# start of Exercise data

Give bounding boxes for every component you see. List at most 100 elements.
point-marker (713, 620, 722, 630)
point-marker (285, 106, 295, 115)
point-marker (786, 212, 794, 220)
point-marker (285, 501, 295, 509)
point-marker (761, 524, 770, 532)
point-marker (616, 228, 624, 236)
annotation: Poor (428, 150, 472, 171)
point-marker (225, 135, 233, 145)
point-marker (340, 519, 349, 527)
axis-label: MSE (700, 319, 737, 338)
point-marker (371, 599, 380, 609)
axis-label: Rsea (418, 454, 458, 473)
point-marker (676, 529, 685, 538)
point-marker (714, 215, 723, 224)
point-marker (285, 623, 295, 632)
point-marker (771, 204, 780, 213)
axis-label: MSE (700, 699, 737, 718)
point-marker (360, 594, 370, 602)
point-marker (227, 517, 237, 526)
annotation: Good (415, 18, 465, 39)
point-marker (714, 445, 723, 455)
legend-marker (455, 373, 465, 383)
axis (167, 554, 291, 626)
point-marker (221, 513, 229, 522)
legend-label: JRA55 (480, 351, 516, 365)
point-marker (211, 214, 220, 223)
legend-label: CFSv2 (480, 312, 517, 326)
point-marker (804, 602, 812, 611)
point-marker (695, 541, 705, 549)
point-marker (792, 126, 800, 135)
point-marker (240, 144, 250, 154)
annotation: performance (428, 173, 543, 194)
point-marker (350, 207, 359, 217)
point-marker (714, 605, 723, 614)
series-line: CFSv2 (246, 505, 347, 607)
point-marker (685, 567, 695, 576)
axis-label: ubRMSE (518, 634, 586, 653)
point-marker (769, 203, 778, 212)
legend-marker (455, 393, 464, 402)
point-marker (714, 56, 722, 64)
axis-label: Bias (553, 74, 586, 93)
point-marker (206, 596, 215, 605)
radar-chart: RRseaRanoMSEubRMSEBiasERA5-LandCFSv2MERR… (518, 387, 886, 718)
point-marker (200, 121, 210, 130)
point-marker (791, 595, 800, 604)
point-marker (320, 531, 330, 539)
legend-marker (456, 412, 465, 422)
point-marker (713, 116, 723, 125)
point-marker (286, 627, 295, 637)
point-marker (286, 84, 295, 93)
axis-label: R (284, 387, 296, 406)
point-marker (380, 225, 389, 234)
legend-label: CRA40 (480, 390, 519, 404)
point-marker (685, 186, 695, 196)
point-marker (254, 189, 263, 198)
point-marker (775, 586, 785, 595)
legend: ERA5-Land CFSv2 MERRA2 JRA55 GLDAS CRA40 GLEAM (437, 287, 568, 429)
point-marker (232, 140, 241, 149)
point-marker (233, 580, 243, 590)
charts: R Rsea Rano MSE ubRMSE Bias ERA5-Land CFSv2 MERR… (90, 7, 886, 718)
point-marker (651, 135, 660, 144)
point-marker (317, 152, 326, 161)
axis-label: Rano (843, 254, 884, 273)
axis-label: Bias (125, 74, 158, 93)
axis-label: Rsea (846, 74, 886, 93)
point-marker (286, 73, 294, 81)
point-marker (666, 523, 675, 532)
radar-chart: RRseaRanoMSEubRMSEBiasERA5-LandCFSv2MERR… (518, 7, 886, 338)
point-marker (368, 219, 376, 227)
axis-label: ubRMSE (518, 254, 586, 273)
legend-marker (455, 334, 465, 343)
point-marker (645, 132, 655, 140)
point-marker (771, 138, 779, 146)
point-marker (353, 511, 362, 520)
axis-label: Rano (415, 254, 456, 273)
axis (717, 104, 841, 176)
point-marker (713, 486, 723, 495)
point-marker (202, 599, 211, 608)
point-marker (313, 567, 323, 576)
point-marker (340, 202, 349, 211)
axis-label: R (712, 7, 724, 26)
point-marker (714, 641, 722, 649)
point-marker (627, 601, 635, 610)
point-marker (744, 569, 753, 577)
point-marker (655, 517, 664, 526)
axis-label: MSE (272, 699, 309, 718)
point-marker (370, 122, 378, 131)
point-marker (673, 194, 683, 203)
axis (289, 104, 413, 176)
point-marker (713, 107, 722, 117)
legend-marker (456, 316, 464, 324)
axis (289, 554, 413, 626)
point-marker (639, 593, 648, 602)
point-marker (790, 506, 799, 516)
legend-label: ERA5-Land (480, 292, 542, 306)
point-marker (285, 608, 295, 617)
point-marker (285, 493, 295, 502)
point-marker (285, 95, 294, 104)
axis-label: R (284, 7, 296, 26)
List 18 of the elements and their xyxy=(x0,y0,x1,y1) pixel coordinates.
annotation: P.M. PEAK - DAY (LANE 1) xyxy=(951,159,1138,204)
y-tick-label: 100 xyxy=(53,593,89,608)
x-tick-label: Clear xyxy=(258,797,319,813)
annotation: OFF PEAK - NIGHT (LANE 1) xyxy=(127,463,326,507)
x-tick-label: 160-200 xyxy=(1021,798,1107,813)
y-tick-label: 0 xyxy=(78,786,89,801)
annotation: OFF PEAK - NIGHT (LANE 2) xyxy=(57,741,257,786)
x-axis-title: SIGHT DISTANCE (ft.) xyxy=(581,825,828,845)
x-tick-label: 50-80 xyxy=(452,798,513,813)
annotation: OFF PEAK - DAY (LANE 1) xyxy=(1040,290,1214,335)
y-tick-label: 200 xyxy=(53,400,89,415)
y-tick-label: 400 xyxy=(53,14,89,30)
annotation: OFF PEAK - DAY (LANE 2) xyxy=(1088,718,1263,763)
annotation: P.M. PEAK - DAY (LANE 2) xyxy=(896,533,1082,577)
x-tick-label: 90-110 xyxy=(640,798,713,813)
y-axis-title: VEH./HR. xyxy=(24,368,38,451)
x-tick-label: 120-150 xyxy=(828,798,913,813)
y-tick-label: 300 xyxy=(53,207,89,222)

# end of Exercise data

Format the lines of the items starting at the beginning of the items and ending at the line that contains "point-marker (616, 228, 624, 236)", both ends included, as a JSON list of strings with one string per line and blank lines omitted.

__Result of the task__.
[
  "Give bounding boxes for every component you see. List at most 100 elements.",
  "point-marker (713, 620, 722, 630)",
  "point-marker (285, 106, 295, 115)",
  "point-marker (786, 212, 794, 220)",
  "point-marker (285, 501, 295, 509)",
  "point-marker (761, 524, 770, 532)",
  "point-marker (616, 228, 624, 236)"
]